Saved data entries:
__________________________________________________

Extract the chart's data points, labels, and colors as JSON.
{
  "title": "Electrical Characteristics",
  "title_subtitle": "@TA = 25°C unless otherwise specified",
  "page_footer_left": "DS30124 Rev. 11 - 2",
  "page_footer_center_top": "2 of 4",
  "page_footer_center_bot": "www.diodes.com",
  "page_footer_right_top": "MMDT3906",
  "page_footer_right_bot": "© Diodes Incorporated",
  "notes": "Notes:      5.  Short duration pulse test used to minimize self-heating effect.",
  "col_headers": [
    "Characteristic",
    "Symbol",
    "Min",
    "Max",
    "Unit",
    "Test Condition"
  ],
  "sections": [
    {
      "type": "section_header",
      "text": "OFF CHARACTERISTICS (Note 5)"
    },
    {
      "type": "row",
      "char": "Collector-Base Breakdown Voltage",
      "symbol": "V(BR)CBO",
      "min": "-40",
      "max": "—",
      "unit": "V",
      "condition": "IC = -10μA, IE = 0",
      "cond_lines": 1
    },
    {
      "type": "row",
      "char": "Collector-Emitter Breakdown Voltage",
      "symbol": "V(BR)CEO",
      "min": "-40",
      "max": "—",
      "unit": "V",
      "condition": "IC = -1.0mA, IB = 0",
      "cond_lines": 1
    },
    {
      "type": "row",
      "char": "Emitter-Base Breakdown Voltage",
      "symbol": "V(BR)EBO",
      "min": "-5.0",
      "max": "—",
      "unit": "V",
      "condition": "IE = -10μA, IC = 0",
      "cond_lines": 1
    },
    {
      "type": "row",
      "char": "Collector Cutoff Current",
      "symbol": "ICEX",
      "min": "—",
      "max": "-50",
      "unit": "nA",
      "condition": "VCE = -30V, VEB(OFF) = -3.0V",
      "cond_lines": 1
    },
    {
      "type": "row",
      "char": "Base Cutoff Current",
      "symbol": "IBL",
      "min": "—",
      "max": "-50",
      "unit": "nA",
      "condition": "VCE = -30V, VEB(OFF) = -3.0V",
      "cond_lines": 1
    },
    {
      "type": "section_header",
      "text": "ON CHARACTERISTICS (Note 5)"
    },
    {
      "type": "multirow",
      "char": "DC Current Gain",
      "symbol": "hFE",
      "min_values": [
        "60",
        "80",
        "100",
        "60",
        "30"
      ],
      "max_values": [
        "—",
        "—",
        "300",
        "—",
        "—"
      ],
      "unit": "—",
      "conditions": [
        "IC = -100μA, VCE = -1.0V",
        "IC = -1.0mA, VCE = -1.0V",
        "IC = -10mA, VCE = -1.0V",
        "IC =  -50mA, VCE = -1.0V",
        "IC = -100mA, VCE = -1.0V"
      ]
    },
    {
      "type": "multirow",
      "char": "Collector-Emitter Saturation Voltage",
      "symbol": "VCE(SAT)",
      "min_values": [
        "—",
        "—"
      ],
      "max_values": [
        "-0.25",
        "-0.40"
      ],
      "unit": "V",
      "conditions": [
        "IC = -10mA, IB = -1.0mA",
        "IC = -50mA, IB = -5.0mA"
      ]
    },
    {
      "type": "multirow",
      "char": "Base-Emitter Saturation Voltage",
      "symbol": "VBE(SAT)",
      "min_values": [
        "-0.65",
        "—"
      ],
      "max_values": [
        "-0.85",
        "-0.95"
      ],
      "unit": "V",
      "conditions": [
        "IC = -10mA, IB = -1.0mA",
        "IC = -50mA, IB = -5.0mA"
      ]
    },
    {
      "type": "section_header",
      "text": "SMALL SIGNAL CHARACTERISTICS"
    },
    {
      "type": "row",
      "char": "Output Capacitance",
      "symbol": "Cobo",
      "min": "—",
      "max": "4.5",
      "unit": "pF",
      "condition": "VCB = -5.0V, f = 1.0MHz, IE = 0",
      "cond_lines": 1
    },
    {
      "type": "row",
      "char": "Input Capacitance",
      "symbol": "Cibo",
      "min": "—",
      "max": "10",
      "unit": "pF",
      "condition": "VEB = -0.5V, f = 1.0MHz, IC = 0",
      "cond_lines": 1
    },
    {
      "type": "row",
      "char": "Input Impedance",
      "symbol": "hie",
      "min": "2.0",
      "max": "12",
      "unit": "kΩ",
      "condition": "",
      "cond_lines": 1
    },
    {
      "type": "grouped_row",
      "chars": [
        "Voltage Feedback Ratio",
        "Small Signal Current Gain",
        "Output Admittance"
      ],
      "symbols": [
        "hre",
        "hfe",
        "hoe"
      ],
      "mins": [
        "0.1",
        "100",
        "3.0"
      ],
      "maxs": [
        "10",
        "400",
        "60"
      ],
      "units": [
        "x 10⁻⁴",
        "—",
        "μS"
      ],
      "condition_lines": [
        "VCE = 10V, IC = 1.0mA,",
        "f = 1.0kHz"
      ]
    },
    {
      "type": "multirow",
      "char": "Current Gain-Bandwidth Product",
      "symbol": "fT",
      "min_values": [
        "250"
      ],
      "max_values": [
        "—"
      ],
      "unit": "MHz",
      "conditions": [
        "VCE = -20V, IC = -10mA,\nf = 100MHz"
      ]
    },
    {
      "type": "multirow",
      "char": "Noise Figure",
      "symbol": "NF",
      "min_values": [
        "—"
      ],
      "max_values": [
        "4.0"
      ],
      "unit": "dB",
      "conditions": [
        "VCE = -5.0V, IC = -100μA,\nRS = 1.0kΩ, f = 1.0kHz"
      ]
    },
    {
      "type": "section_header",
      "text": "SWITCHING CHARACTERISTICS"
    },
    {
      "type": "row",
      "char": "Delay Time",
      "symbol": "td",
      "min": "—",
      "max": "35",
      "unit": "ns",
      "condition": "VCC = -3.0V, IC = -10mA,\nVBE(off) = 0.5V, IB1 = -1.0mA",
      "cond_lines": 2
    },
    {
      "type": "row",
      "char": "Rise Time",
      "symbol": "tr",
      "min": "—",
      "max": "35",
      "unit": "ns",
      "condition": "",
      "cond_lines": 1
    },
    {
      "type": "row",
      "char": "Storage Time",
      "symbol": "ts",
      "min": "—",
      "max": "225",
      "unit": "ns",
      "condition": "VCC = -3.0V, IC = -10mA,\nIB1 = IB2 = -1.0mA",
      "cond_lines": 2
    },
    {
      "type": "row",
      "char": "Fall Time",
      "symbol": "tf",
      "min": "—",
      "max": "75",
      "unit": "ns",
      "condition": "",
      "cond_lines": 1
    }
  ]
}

__________________________________________________

## [TASK PROMPT]
Write an exact transcription of every entry above.

## [WORKED SOLUTION]
Extract the chart's data points, labels, and colors as JSON.
{
  "title": "Electrical Characteristics",
  "title_subtitle": "@TA = 25°C unless otherwise specified",
  "page_footer_left": "DS30124 Rev. 11 - 2",
  "page_footer_center_top": "2 of 4",
  "page_footer_center_bot": "www.diodes.com",
  "page_footer_right_top": "MMDT3906",
  "page_footer_right_bot": "© Diodes Incorporated",
  "notes": "Notes:      5.  Short duration pulse test used to minimize self-heating effect.",
  "col_headers": [
    "Characteristic",
    "Symbol",
    "Min",
    "Max",
    "Unit",
    "Test Condition"
  ],
  "sections": [
    {
      "type": "section_header",
      "text": "OFF CHARACTERISTICS (Note 5)"
    },
    {
      "type": "row",
      "char": "Collector-Base Breakdown Voltage",
      "symbol": "V(BR)CBO",
      "min": "-40",
      "max": "—",
      "unit": "V",
      "condition": "IC = -10μA, IE = 0",
      "cond_lines": 1
    },
    {
      "type": "row",
      "char": "Collector-Emitter Breakdown Voltage",
      "symbol": "V(BR)CEO",
      "min": "-40",
      "max": "—",
      "unit": "V",
      "condition": "IC = -1.0mA, IB = 0",
      "cond_lines": 1
    },
    {
      "type": "row",
      "char": "Emitter-Base Breakdown Voltage",
      "symbol": "V(BR)EBO",
      "min": "-5.0",
      "max": "—",
      "unit": "V",
      "condition": "IE = -10μA, IC = 0",
      "cond_lines": 1
    },
    {
      "type": "row",
      "char": "Collector Cutoff Current",
      "symbol": "ICEX",
      "min": "—",
      "max": "-50",
      "unit": "nA",
      "condition": "VCE = -30V, VEB(OFF) = -3.0V",
      "cond_lines": 1
    },
    {
      "type": "row",
      "char": "Base Cutoff Current",
      "symbol": "IBL",
      "min": "—",
      "max": "-50",
      "unit": "nA",
      "condition": "VCE = -30V, VEB(OFF) = -3.0V",
      "cond_lines": 1
    },
    {
      "type": "section_header",
      "text": "ON CHARACTERISTICS (Note 5)"
    },
    {
      "type": "multirow",
      "char": "DC Current Gain",
      "symbol": "hFE",
      "min_values": [
        "60",
        "80",
        "100",
        "60",
        "30"
      ],
      "max_values": [
        "—",
        "—",
        "300",
        "—",
        "—"
      ],
      "unit": "—",
      "conditions": [
        "IC = -100μA, VCE = -1.0V",
        "IC = -1.0mA, VCE = -1.0V",
        "IC = -10mA, VCE = -1.0V",
        "IC =  -50mA, VCE = -1.0V",
        "IC = -100mA, VCE = -1.0V"
      ]
    },
    {
      "type": "multirow",
      "char": "Collector-Emitter Saturation Voltage",
      "symbol": "VCE(SAT)",
      "min_values": [
        "—",
        "—"
      ],
      "max_values": [
        "-0.25",
        "-0.40"
      ],
      "unit": "V",
      "conditions": [
        "IC = -10mA, IB = -1.0mA",
        "IC = -50mA, IB = -5.0mA"
      ]
    },
    {
      "type": "multirow",
      "char": "Base-Emitter Saturation Voltage",
      "symbol": "VBE(SAT)",
      "min_values": [
        "-0.65",
        "—"
      ],
      "max_values": [
        "-0.85",
        "-0.95"
      ],
      "unit": "V",
      "conditions": [
        "IC = -10mA, IB = -1.0mA",
        "IC = -50mA, IB = -5.0mA"
      ]
    },
    {
      "type": "section_header",
      "text": "SMALL SIGNAL CHARACTERISTICS"
    },
    {
      "type": "row",
      "char": "Output Capacitance",
      "symbol": "Cobo",
      "min": "—",
      "max": "4.5",
      "unit": "pF",
      "condition": "VCB = -5.0V, f = 1.0MHz, IE = 0",
      "cond_lines": 1
    },
    {
      "type": "row",
      "char": "Input Capacitance",
      "symbol": "Cibo",
      "min": "—",
      "max": "10",
      "unit": "pF",
      "condition": "VEB = -0.5V, f = 1.0MHz, IC = 0",
      "cond_lines": 1
    },
    {
      "type": "row",
      "char": "Input Impedance",
      "symbol": "hie",
      "min": "2.0",
      "max": "12",
      "unit": "kΩ",
      "condition": "",
      "cond_lines": 1
    },
    {
      "type": "grouped_row",
      "chars": [
        "Voltage Feedback Ratio",
        "Small Signal Current Gain",
        "Output Admittance"
      ],
      "symbols": [
        "hre",
        "hfe",
        "hoe"
      ],
      "mins": [
        "0.1",
        "100",
        "3.0"
      ],
      "maxs": [
        "10",
        "400",
        "60"
      ],
      "units": [
        "x 10⁻⁴",
        "—",
        "μS"
      ],
      "condition_lines": [
        "VCE = 10V, IC = 1.0mA,",
        "f = 1.0kHz"
      ]
    },
    {
      "type": "multirow",
      "char": "Current Gain-Bandwidth Product",
      "symbol": "fT",
      "min_values": [
        "250"
      ],
      "max_values": [
        "—"
      ],
      "unit": "MHz",
      "conditions": [
        "VCE = -20V, IC = -10mA,\nf = 100MHz"
      ]
    },
    {
      "type": "multirow",
      "char": "Noise Figure",
      "symbol": "NF",
      "min_values": [
        "—"
      ],
      "max_values": [
        "4.0"
      ],
      "unit": "dB",
      "conditions": [
        "VCE = -5.0V, IC = -100μA,\nRS = 1.0kΩ, f = 1.0kHz"
      ]
    },
    {
      "type": "section_header",
      "text": "SWITCHING CHARACTERISTICS"
    },
    {
      "type": "row",
      "char": "Delay Time",
      "symbol": "td",
      "min": "—",
      "max": "35",
      "unit": "ns",
      "condition": "VCC = -3.0V, IC = -10mA,\nVBE(off) = 0.5V, IB1 = -1.0mA",
      "cond_lines": 2
    },
    {
      "type": "row",
      "char": "Rise Time",
      "symbol": "tr",
      "min": "—",
      "max": "35",
      "unit": "ns",
      "condition": "",
      "cond_lines": 1
    },
    {
      "type": "row",
      "char": "Storage Time",
      "symbol": "ts",
      "min": "—",
      "max": "225",
      "unit": "ns",
      "condition": "VCC = -3.0V, IC = -10mA,\nIB1 = IB2 = -1.0mA",
      "cond_lines": 2
    },
    {
      "type": "row",
      "char": "Fall Time",
      "symbol": "tf",
      "min": "—",
      "max": "75",
      "unit": "ns",
      "condition": "",
      "cond_lines": 1
    }
  ]
}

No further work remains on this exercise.